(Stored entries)
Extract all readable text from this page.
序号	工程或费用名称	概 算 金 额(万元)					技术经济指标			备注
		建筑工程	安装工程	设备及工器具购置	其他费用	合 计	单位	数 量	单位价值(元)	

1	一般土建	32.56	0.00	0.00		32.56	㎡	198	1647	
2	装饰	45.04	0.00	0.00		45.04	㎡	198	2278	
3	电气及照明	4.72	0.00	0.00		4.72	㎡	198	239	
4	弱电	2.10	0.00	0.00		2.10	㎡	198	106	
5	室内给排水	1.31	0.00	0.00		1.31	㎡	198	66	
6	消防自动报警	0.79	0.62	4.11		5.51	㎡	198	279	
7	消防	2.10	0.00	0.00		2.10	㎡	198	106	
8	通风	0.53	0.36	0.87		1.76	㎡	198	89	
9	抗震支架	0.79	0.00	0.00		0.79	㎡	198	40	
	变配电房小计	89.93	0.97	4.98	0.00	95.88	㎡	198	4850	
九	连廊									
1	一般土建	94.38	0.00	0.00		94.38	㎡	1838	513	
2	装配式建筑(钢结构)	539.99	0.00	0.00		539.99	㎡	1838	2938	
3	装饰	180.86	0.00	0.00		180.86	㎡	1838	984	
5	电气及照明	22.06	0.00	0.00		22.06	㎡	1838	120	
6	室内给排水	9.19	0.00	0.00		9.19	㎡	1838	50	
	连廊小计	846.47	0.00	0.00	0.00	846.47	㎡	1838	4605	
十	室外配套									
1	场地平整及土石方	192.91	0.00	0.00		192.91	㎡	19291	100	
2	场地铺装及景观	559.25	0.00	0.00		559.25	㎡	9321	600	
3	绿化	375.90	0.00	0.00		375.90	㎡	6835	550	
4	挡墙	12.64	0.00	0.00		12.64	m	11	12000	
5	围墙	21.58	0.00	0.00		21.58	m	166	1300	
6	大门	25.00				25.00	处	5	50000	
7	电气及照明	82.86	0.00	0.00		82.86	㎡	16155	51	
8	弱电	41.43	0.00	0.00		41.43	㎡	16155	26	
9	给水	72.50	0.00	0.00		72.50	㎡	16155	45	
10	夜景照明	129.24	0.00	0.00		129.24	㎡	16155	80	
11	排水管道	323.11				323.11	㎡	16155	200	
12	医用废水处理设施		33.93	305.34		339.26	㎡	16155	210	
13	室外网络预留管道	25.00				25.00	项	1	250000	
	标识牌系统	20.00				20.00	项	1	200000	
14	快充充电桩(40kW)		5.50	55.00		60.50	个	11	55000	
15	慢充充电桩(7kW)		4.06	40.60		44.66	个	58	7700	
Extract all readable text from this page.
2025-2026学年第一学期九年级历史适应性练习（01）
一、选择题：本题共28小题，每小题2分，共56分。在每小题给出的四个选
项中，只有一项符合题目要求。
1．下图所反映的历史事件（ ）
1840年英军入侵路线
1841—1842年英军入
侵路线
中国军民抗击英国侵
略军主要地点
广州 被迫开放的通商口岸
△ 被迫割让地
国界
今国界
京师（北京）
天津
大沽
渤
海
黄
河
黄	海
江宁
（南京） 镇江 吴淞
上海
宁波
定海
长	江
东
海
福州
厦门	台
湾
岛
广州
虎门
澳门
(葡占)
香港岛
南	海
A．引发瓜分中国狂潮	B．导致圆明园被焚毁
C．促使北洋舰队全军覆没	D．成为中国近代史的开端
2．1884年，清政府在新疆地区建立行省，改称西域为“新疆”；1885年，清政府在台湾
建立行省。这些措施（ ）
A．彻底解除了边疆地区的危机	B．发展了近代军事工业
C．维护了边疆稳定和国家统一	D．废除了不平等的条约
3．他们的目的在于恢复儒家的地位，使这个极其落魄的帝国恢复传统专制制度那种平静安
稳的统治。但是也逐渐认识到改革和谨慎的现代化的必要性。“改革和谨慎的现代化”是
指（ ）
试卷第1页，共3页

◆ **Task brief**: Can you reproduce all the material exactly?

◆ **The answer**:
Extract all readable text from this page.
序号	工程或费用名称	概 算 金 额(万元)					技术经济指标			备注
		建筑工程	安装工程	设备及工器具购置	其他费用	合 计	单位	数 量	单位价值(元)	

1	一般土建	32.56	0.00	0.00		32.56	㎡	198	1647	
2	装饰	45.04	0.00	0.00		45.04	㎡	198	2278	
3	电气及照明	4.72	0.00	0.00		4.72	㎡	198	239	
4	弱电	2.10	0.00	0.00		2.10	㎡	198	106	
5	室内给排水	1.31	0.00	0.00		1.31	㎡	198	66	
6	消防自动报警	0.79	0.62	4.11		5.51	㎡	198	279	
7	消防	2.10	0.00	0.00		2.10	㎡	198	106	
8	通风	0.53	0.36	0.87		1.76	㎡	198	89	
9	抗震支架	0.79	0.00	0.00		0.79	㎡	198	40	
	变配电房小计	89.93	0.97	4.98	0.00	95.88	㎡	198	4850	
九	连廊									
1	一般土建	94.38	0.00	0.00		94.38	㎡	1838	513	
2	装配式建筑(钢结构)	539.99	0.00	0.00		539.99	㎡	1838	2938	
3	装饰	180.86	0.00	0.00		180.86	㎡	1838	984	
5	电气及照明	22.06	0.00	0.00		22.06	㎡	1838	120	
6	室内给排水	9.19	0.00	0.00		9.19	㎡	1838	50	
	连廊小计	846.47	0.00	0.00	0.00	846.47	㎡	1838	4605	
十	室外配套									
1	场地平整及土石方	192.91	0.00	0.00		192.91	㎡	19291	100	
2	场地铺装及景观	559.25	0.00	0.00		559.25	㎡	9321	600	
3	绿化	375.90	0.00	0.00		375.90	㎡	6835	550	
4	挡墙	12.64	0.00	0.00		12.64	m	11	12000	
5	围墙	21.58	0.00	0.00		21.58	m	166	1300	
6	大门	25.00				25.00	处	5	50000	
7	电气及照明	82.86	0.00	0.00		82.86	㎡	16155	51	
8	弱电	41.43	0.00	0.00		41.43	㎡	16155	26	
9	给水	72.50	0.00	0.00		72.50	㎡	16155	45	
10	夜景照明	129.24	0.00	0.00		129.24	㎡	16155	80	
11	排水管道	323.11				323.11	㎡	16155	200	
12	医用废水处理设施		33.93	305.34		339.26	㎡	16155	210	
13	室外网络预留管道	25.00				25.00	项	1	250000	
	标识牌系统	20.00				20.00	项	1	200000	
14	快充充电桩(40kW)		5.50	55.00		60.50	个	11	55000	
15	慢充充电桩(7kW)		4.06	40.60		44.66	个	58	7700	
Extract all readable text from this page.
2025-2026学年第一学期九年级历史适应性练习（01）
一、选择题：本题共28小题，每小题2分，共56分。在每小题给出的四个选
项中，只有一项符合题目要求。
1．下图所反映的历史事件（ ）
1840年英军入侵路线
1841—1842年英军入
侵路线
中国军民抗击英国侵
略军主要地点
广州 被迫开放的通商口岸
△ 被迫割让地
国界
今国界
京师（北京）
天津
大沽
渤
海
黄
河
黄	海
江宁
（南京） 镇江 吴淞
上海
宁波
定海
长	江
东
海
福州
厦门	台
湾
岛
广州
虎门
澳门
(葡占)
香港岛
南	海
A．引发瓜分中国狂潮	B．导致圆明园被焚毁
C．促使北洋舰队全军覆没	D．成为中国近代史的开端
2．1884年，清政府在新疆地区建立行省，改称西域为“新疆”；1885年，清政府在台湾
建立行省。这些措施（ ）
A．彻底解除了边疆地区的危机	B．发展了近代军事工业
C．维护了边疆稳定和国家统一	D．废除了不平等的条约
3．他们的目的在于恢复儒家的地位，使这个极其落魄的帝国恢复传统专制制度那种平静安
稳的统治。但是也逐渐认识到改革和谨慎的现代化的必要性。“改革和谨慎的现代化”是
指（ ）
试卷第1页，共3页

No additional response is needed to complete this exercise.